▶ Task:
Retype the entries below, starting with their very first line and going on through the line with "boot-option-1-label[interactable]: Boot Option", both included, reproducing each line character for character.
[Begin Records to process]
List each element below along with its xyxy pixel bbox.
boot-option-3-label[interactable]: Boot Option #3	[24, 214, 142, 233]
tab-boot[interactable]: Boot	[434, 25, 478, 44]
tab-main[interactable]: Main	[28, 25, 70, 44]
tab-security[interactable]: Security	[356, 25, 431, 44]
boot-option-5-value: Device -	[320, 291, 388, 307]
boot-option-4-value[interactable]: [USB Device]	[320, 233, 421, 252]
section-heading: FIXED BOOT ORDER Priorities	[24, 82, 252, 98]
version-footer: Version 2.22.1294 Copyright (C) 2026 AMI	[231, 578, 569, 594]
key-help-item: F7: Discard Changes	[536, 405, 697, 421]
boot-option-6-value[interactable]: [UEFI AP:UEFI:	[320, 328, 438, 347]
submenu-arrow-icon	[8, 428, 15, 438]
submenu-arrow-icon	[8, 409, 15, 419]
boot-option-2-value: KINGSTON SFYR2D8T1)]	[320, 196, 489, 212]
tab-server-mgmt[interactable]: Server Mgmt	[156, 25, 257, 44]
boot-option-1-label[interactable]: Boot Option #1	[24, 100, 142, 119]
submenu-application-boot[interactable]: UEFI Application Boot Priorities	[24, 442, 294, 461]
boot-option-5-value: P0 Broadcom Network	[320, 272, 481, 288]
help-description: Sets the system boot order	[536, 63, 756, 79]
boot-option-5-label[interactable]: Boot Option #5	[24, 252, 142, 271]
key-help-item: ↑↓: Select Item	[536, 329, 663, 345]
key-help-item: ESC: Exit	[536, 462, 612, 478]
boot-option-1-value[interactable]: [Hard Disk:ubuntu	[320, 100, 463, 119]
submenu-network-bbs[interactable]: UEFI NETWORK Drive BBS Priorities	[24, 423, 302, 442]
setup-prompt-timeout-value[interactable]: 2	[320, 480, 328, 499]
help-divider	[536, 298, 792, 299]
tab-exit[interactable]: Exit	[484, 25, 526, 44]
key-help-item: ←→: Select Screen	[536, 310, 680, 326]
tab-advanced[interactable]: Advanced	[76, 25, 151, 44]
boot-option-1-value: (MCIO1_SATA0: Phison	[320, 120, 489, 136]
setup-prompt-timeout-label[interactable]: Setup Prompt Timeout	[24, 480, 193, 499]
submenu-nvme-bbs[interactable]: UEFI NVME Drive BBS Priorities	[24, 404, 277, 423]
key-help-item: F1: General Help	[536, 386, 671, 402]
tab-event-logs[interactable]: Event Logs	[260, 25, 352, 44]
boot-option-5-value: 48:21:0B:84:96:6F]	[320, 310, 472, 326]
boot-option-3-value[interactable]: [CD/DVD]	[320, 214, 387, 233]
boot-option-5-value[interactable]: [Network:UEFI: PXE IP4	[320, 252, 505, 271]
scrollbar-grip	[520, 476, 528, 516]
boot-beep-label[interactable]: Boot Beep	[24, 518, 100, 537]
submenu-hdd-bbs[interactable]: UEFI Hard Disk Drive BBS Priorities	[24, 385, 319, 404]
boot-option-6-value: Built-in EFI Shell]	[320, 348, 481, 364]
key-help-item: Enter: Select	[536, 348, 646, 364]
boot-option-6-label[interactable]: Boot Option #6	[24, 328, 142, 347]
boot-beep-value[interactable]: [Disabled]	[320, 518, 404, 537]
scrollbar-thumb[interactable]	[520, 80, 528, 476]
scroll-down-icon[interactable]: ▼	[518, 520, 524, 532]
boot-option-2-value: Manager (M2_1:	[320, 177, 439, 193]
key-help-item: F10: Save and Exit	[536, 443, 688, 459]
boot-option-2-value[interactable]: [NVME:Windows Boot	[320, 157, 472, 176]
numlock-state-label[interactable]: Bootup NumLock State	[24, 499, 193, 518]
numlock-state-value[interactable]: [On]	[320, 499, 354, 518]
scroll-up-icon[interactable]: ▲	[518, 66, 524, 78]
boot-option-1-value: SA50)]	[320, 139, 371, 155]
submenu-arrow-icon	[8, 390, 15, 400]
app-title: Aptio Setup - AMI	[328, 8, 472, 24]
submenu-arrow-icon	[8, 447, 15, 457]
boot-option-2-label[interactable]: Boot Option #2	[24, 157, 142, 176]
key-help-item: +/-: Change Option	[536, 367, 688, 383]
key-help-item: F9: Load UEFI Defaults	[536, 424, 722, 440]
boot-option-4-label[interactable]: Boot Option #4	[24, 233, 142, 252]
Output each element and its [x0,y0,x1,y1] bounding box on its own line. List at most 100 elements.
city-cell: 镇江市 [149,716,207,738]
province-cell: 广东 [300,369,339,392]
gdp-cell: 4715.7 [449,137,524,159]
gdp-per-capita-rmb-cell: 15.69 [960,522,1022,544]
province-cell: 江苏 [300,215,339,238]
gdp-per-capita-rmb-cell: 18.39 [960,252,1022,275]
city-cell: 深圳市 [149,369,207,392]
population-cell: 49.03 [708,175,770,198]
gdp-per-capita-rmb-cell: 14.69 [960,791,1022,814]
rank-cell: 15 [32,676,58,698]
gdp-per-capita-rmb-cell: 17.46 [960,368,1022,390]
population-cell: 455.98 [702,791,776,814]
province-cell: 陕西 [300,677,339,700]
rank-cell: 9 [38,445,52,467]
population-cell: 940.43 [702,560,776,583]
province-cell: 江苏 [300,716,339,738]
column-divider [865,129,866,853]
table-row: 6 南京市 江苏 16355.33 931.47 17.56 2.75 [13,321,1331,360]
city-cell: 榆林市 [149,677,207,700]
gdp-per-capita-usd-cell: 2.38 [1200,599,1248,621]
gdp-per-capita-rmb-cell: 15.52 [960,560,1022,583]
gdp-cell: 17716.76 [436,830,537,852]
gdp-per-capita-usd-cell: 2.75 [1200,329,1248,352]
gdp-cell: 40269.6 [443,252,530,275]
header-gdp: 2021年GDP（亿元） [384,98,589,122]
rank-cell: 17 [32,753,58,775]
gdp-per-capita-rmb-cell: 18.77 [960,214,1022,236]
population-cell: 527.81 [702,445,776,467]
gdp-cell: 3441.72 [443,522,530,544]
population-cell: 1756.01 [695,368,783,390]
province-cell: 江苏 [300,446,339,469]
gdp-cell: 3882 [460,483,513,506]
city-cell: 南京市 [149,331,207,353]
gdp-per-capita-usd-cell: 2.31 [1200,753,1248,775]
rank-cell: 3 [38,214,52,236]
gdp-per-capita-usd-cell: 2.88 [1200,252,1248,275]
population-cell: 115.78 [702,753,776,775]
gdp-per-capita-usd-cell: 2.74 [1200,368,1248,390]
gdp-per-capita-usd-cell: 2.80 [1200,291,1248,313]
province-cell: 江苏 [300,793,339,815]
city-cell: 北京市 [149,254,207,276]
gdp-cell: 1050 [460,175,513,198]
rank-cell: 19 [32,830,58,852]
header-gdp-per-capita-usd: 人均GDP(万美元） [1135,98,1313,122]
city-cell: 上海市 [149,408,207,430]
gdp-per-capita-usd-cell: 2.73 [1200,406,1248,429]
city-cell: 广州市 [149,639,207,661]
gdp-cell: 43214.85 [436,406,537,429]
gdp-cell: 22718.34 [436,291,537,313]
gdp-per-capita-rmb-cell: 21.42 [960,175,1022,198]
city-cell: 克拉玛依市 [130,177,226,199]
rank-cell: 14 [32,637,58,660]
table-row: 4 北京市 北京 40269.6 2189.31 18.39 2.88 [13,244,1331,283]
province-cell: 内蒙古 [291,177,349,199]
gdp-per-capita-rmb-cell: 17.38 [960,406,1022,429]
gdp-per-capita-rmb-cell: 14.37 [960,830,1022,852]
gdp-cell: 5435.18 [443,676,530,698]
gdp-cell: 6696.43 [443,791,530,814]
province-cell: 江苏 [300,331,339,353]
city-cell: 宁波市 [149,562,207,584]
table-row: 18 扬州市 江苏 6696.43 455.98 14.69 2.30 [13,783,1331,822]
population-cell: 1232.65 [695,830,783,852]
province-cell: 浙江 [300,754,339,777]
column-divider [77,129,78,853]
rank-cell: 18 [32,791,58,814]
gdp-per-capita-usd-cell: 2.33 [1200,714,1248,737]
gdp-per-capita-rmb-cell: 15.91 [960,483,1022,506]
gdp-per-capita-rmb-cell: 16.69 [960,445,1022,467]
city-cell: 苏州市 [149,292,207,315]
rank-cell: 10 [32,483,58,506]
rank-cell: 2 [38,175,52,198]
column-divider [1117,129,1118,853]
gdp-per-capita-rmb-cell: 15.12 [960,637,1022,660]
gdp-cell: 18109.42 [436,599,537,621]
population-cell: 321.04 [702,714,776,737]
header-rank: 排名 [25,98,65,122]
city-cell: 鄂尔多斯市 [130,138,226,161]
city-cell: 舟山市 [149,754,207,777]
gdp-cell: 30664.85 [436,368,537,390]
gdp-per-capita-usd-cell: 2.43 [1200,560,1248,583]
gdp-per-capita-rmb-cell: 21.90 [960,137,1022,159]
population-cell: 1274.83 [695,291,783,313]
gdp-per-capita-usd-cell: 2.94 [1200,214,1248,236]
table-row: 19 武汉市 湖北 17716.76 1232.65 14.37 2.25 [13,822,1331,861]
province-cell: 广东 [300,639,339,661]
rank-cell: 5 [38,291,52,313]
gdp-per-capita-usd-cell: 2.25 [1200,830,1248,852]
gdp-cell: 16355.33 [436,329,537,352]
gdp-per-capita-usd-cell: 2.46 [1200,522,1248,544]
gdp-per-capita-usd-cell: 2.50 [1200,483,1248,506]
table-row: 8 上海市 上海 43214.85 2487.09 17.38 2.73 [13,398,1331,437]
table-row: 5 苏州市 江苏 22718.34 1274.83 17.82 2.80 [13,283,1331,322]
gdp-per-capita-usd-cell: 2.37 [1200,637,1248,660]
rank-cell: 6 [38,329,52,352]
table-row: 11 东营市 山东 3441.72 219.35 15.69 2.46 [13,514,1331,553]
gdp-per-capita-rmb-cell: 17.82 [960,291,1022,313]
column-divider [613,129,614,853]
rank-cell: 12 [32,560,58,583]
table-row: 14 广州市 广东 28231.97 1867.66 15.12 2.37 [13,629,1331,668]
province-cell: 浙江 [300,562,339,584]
[End Records to process]
▶ Reply to the exercise:
List each element below along with its xyxy pixel bbox.
boot-option-3-label[interactable]: Boot Option #3	[24, 214, 142, 233]
tab-boot[interactable]: Boot	[434, 25, 478, 44]
tab-main[interactable]: Main	[28, 25, 70, 44]
tab-security[interactable]: Security	[356, 25, 431, 44]
boot-option-5-value: Device -	[320, 291, 388, 307]
boot-option-4-value[interactable]: [USB Device]	[320, 233, 421, 252]
section-heading: FIXED BOOT ORDER Priorities	[24, 82, 252, 98]
version-footer: Version 2.22.1294 Copyright (C) 2026 AMI	[231, 578, 569, 594]
key-help-item: F7: Discard Changes	[536, 405, 697, 421]
boot-option-6-value[interactable]: [UEFI AP:UEFI:	[320, 328, 438, 347]
submenu-arrow-icon	[8, 428, 15, 438]
submenu-arrow-icon	[8, 409, 15, 419]
boot-option-2-value: KINGSTON SFYR2D8T1)]	[320, 196, 489, 212]
tab-server-mgmt[interactable]: Server Mgmt	[156, 25, 257, 44]
boot-option-1-label[interactable]: Boot Option #1	[24, 100, 142, 119]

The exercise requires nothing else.